=== Task requirements ===
Give the number of lines in the entries that contain "Output". State only the count.

(Stored records)
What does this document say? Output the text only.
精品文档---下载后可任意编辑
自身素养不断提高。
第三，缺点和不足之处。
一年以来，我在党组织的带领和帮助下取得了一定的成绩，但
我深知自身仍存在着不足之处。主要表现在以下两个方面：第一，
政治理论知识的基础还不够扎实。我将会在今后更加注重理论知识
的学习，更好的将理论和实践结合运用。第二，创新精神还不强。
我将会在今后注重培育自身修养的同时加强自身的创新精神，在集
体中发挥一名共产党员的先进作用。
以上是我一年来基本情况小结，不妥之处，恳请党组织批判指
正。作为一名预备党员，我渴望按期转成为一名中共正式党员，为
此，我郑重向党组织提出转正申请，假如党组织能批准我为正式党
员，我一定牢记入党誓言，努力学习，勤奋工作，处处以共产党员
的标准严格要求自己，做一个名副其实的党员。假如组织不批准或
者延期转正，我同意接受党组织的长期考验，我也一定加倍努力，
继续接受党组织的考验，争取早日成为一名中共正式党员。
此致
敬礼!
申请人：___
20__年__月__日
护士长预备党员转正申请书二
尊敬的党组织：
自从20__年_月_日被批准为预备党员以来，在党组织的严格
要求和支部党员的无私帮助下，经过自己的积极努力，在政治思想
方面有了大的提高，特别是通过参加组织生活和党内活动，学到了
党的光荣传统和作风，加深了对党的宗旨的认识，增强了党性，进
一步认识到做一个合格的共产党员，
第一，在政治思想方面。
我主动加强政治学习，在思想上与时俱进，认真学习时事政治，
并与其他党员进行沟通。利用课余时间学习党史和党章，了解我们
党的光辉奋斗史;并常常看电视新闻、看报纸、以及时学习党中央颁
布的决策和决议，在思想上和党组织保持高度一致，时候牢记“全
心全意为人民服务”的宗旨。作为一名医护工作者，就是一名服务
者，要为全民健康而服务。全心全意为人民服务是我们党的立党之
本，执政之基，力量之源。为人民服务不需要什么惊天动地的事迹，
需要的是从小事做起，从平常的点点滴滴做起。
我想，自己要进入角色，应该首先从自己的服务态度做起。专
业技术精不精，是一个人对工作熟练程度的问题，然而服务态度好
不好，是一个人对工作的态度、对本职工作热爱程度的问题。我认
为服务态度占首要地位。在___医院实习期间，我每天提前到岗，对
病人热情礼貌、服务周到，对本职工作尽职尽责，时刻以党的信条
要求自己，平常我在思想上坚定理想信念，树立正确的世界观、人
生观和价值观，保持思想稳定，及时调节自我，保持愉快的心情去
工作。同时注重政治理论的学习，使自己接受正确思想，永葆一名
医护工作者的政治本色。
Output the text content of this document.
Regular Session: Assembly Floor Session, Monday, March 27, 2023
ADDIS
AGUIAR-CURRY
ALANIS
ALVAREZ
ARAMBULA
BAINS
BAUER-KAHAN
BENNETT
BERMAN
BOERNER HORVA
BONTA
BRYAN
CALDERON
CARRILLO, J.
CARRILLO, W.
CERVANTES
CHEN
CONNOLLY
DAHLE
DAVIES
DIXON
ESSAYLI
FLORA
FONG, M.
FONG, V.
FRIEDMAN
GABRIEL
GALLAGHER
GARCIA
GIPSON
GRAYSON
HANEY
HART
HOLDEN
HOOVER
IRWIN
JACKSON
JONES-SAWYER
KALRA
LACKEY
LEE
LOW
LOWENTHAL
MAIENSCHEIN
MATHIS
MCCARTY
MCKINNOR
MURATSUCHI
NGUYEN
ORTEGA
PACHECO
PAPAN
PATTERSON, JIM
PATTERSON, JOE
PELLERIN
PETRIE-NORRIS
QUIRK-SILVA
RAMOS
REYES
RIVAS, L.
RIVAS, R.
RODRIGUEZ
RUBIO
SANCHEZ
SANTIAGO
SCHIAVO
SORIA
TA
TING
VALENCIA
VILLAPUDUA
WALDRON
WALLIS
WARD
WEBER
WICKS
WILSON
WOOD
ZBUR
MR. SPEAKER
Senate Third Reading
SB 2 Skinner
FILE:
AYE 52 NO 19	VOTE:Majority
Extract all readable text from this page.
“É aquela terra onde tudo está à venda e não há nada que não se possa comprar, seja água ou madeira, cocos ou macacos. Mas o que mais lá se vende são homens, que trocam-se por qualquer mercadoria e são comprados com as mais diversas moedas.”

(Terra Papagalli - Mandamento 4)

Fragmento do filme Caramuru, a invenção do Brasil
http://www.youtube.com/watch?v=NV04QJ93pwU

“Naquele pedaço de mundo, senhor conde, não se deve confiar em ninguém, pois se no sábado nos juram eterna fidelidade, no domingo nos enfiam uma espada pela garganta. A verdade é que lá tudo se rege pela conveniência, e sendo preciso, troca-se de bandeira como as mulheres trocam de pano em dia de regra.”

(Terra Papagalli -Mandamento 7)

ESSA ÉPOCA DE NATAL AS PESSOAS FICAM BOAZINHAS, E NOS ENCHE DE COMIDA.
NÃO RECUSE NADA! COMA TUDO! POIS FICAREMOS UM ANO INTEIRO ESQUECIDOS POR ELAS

=== Solution below ===
2